→ EXERCISE TASK
Output every line below without omitting or altering anything.
───── INPUT DATA ─────
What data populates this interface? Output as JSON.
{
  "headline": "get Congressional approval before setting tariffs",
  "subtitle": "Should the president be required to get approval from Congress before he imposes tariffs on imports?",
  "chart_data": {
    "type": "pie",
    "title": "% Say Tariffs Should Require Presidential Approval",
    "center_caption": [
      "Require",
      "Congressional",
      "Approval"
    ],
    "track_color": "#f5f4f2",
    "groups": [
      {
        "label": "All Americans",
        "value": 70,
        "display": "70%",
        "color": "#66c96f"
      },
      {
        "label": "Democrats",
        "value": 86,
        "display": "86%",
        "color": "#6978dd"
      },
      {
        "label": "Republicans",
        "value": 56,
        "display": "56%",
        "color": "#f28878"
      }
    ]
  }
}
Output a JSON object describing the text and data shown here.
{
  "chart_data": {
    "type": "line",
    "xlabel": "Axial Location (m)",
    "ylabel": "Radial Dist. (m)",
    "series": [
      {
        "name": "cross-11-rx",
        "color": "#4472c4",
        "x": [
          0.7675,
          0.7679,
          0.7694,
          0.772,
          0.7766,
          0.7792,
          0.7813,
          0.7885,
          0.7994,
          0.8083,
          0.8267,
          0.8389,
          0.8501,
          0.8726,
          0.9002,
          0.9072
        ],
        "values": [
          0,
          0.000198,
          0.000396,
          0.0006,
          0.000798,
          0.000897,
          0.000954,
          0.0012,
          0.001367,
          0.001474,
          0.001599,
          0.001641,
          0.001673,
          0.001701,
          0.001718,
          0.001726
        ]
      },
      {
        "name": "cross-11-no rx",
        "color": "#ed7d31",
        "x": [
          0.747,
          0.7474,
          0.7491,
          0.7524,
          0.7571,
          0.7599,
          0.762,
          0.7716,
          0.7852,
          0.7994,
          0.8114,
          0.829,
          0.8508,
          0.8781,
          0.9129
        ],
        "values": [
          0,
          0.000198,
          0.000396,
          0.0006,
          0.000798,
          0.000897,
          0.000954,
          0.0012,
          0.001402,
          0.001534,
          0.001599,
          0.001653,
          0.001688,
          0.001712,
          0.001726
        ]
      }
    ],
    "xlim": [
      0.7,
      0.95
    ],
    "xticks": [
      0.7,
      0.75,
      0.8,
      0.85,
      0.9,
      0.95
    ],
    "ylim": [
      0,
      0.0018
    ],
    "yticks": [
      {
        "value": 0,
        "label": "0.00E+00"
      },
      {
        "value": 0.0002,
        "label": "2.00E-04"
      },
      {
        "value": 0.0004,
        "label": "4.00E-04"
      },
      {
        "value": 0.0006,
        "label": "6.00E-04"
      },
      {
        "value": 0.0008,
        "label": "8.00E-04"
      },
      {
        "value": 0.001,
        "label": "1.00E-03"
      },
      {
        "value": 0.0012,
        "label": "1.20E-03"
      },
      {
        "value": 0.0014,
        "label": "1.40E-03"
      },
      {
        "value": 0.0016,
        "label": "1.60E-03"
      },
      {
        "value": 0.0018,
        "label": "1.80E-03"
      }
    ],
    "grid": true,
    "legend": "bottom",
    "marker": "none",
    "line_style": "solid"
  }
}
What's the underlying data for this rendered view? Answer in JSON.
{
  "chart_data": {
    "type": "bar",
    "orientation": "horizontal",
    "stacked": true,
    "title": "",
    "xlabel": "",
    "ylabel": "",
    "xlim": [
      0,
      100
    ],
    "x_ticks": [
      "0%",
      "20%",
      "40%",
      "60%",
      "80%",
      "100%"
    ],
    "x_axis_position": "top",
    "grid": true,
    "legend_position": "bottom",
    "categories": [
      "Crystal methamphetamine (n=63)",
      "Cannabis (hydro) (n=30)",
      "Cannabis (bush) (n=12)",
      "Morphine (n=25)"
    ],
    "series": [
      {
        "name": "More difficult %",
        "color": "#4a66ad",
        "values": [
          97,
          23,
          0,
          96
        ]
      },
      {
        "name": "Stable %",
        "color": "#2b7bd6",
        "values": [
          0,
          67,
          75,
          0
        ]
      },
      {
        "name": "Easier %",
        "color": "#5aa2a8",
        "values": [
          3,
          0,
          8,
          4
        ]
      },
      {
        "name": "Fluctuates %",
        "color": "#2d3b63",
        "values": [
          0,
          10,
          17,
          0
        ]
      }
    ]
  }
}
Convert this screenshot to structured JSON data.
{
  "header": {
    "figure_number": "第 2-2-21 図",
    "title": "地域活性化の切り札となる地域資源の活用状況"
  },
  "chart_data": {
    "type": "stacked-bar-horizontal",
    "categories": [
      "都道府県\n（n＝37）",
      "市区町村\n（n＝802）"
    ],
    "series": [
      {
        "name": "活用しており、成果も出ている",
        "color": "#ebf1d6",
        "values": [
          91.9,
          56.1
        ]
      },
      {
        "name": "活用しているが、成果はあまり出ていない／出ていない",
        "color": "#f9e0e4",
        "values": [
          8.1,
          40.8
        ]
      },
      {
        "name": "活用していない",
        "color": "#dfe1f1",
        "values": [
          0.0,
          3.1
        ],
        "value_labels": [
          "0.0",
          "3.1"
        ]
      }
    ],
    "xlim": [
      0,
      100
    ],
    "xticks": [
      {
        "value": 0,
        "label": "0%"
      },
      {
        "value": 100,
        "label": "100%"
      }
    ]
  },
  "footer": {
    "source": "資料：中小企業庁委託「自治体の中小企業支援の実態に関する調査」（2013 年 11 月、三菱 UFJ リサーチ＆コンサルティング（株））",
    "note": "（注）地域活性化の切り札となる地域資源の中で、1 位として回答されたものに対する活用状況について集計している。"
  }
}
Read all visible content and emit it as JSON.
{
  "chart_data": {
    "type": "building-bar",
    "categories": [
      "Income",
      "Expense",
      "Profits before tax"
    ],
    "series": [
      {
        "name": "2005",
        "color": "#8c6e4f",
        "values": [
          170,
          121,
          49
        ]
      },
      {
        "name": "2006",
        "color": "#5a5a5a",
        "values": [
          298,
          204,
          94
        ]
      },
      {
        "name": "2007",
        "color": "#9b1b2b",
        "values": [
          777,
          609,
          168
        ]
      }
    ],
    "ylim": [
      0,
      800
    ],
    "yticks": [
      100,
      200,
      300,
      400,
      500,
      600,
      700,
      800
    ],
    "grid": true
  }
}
─────
→ SOLUTION FOR THIS TASK
What data populates this interface? Output as JSON.
{
  "headline": "get Congressional approval before setting tariffs",
  "subtitle": "Should the president be required to get approval from Congress before he imposes tariffs on imports?",
  "chart_data": {
    "type": "pie",
    "title": "% Say Tariffs Should Require Presidential Approval",
    "center_caption": [
      "Require",
      "Congressional",
      "Approval"
    ],
    "track_color": "#f5f4f2",
    "groups": [
      {
        "label": "All Americans",
        "value": 70,
        "display": "70%",
        "color": "#66c96f"
      },
      {
        "label": "Democrats",
        "value": 86,
        "display": "86%",
        "color": "#6978dd"
      },
      {
        "label": "Republicans",
        "value": 56,
        "display": "56%",
        "color": "#f28878"
      }
    ]
  }
}
Output a JSON object describing the text and data shown here.
{
  "chart_data": {
    "type": "line",
    "xlabel": "Axial Location (m)",
    "ylabel": "Radial Dist. (m)",
    "series": [
      {
        "name": "cross-11-rx",
        "color": "#4472c4",
        "x": [
          0.7675,
          0.7679,
          0.7694,
          0.772,
          0.7766,
          0.7792,
          0.7813,
          0.7885,
          0.7994,
          0.8083,
          0.8267,
          0.8389,
          0.8501,
          0.8726,
          0.9002,
          0.9072
        ],
        "values": [
          0,
          0.000198,
          0.000396,
          0.0006,
          0.000798,
          0.000897,
          0.000954,
          0.0012,
          0.001367,
          0.001474,
          0.001599,
          0.001641,
          0.001673,
          0.001701,
          0.001718,
          0.001726
        ]
      },
      {
        "name": "cross-11-no rx",
        "color": "#ed7d31",
        "x": [
          0.747,
          0.7474,
          0.7491,
          0.7524,
          0.7571,
          0.7599,
          0.762,
          0.7716,
          0.7852,
          0.7994,
          0.8114,
          0.829,
          0.8508,
          0.8781,
          0.9129
        ],
        "values": [
          0,
          0.000198,
          0.000396,
          0.0006,
          0.000798,
          0.000897,
          0.000954,
          0.0012,
          0.001402,
          0.001534,
          0.001599,
          0.001653,
          0.001688,
          0.001712,
          0.001726
        ]
      }
    ],
    "xlim": [
      0.7,
      0.95
    ],
    "xticks": [
      0.7,
      0.75,
      0.8,
      0.85,
      0.9,
      0.95
    ],
    "ylim": [
      0,
      0.0018
    ],
    "yticks": [
      {
        "value": 0,
        "label": "0.00E+00"
      },
      {
        "value": 0.0002,
        "label": "2.00E-04"
      },
      {
        "value": 0.0004,
        "label": "4.00E-04"
      },
      {
        "value": 0.0006,
        "label": "6.00E-04"
      },
      {
        "value": 0.0008,
        "label": "8.00E-04"
      },
      {
        "value": 0.001,
        "label": "1.00E-03"
      },
      {
        "value": 0.0012,
        "label": "1.20E-03"
      },
      {
        "value": 0.0014,
        "label": "1.40E-03"
      },
      {
        "value": 0.0016,
        "label": "1.60E-03"
      },
      {
        "value": 0.0018,
        "label": "1.80E-03"
      }
    ],
    "grid": true,
    "legend": "bottom",
    "marker": "none",
    "line_style": "solid"
  }
}
What's the underlying data for this rendered view? Answer in JSON.
{
  "chart_data": {
    "type": "bar",
    "orientation": "horizontal",
    "stacked": true,
    "title": "",
    "xlabel": "",
    "ylabel": "",
    "xlim": [
      0,
      100
    ],
    "x_ticks": [
      "0%",
      "20%",
      "40%",
      "60%",
      "80%",
      "100%"
    ],
    "x_axis_position": "top",
    "grid": true,
    "legend_position": "bottom",
    "categories": [
      "Crystal methamphetamine (n=63)",
      "Cannabis (hydro) (n=30)",
      "Cannabis (bush) (n=12)",
      "Morphine (n=25)"
    ],
    "series": [
      {
        "name": "More difficult %",
        "color": "#4a66ad",
        "values": [
          97,
          23,
          0,
          96
        ]
      },
      {
        "name": "Stable %",
        "color": "#2b7bd6",
        "values": [
          0,
          67,
          75,
          0
        ]
      },
      {
        "name": "Easier %",
        "color": "#5aa2a8",
        "values": [
          3,
          0,
          8,
          4
        ]
      },
      {
        "name": "Fluctuates %",
        "color": "#2d3b63",
        "values": [
          0,
          10,
          17,
          0
        ]
      }
    ]
  }
}
Convert this screenshot to structured JSON data.
{
  "header": {
    "figure_number": "第 2-2-21 図",
    "title": "地域活性化の切り札となる地域資源の活用状況"
  },
  "chart_data": {
    "type": "stacked-bar-horizontal",
    "categories": [
      "都道府県\n（n＝37）",
      "市区町村\n（n＝802）"
    ],
    "series": [
      {
        "name": "活用しており、成果も出ている",
        "color": "#ebf1d6",
        "values": [
          91.9,
          56.1
        ]
      },
      {
        "name": "活用しているが、成果はあまり出ていない／出ていない",
        "color": "#f9e0e4",
        "values": [
          8.1,
          40.8
        ]
      },
      {
        "name": "活用していない",
        "color": "#dfe1f1",
        "values": [
          0.0,
          3.1
        ],
        "value_labels": [
          "0.0",
          "3.1"
        ]
      }
    ],
    "xlim": [
      0,
      100
    ],
    "xticks": [
      {
        "value": 0,
        "label": "0%"
      },
      {
        "value": 100,
        "label": "100%"
      }
    ]
  },
  "footer": {
    "source": "資料：中小企業庁委託「自治体の中小企業支援の実態に関する調査」（2013 年 11 月、三菱 UFJ リサーチ＆コンサルティング（株））",
    "note": "（注）地域活性化の切り札となる地域資源の中で、1 位として回答されたものに対する活用状況について集計している。"
  }
}
Read all visible content and emit it as JSON.
{
  "chart_data": {
    "type": "building-bar",
    "categories": [
      "Income",
      "Expense",
      "Profits before tax"
    ],
    "series": [
      {
        "name": "2005",
        "color": "#8c6e4f",
        "values": [
          170,
          121,
          49
        ]
      },
      {
        "name": "2006",
        "color": "#5a5a5a",
        "values": [
          298,
          204,
          94
        ]
      },
      {
        "name": "2007",
        "color": "#9b1b2b",
        "values": [
          777,
          609,
          168
        ]
      }
    ],
    "ylim": [
      0,
      800
    ],
    "yticks": [
      100,
      200,
      300,
      400,
      500,
      600,
      700,
      800
    ],
    "grid": true
  }
}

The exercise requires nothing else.